• [TEXT SECTION]
────────────────
But for all the thriller angles about a mission to find Adam’s AWOL wife/fellow pilot Laura (Zoe Saldaña), this is unmistakably a vehicle for its leading man; if there’s an app that helps writers to [insert wise-ass Ryan Reynolds dialogue here], then the ones behind The Adam Project have clearly taken out the deluxe subscription plan. The crucial difference here, however, is that the Deadpool star’s trademark snark emerges from two mouths, with Reynolds’s young co-star Walker Scobell doing an impressive job apeing the mannerisms of his character’s older self – you totally believe you’re watching the same person separated by a couple of decades.
Unfortunately, The Adam Project is neither as funny nor as fun as it wants to be. The action sequences are competent rather than exciting, as legions of lightweight, stormtrooperimpersonator bad guys get bumped off in an effortless, family-friendly manner. The poorly written, evil-for-evil’s sake villain – out to exploit the film’s convenient rules for time travel – also wastes the considerable talents of Catherine Keener.
Even though The Adam Project struggles to match Amblin’s greatest hits in most regards, however, it does nail its emotional beats in the finest tradition of ET and The Goonies. Yes, it’s over-sentimental at times, but as the two Adams become an unconventional mutual support group – helping each other come to terms with the loss of their father (Mark Ruffalo) – the movie grows into a surprisingly touching exploration of bereavement.
And at the very least, it’s good that Netflix is making the sort of non-franchise sci-fi blockbusters that rarely get a look in now that the multiplexes are dominated by superheroes.
Tom Cruise was attached to the movie in the early stages of its development; back then it was known as Our Name Is Adam.
────────────────
• [DATA EXCERPT]
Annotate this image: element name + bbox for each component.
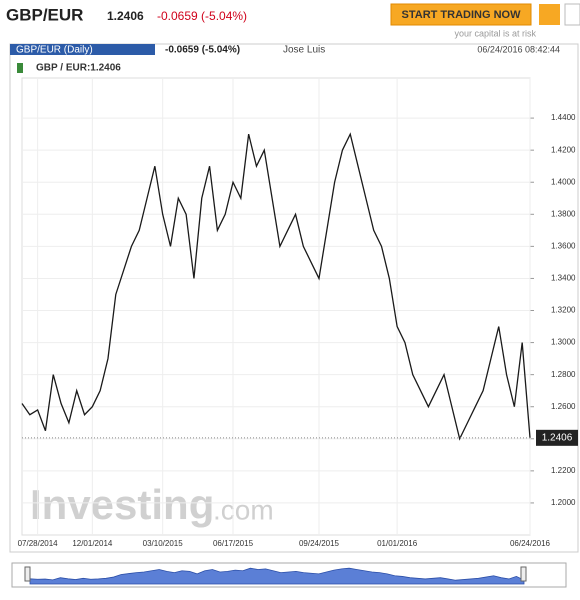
────────────────
• [REQUESTS]
**1)** Sum up the movie review in two sentences.
**2)** Repeat the part of the movie review between "And at the very" and "dominated by superheroes.", inclusive.

• [TASK-BY-TASK SOLUTIONS]
**1)** The Adam Project is built around Ryan Reynolds's wisecracking style, with Walker Scobell convincingly copying the manner of his character's older self, but it is neither as funny nor as fun as it wants to be, with merely competent action and a poorly written villain who wastes Catherine Keener. It does land its emotional beats as the two Adams help each other deal with the loss of their father, and it is good that Netflix is making non-franchise sci-fi blockbusters.

**2)**
And at the very least, it’s good that Netflix is making the sort of non-franchise sci-fi blockbusters that rarely get a look in now that the multiplexes are dominated by superheroes.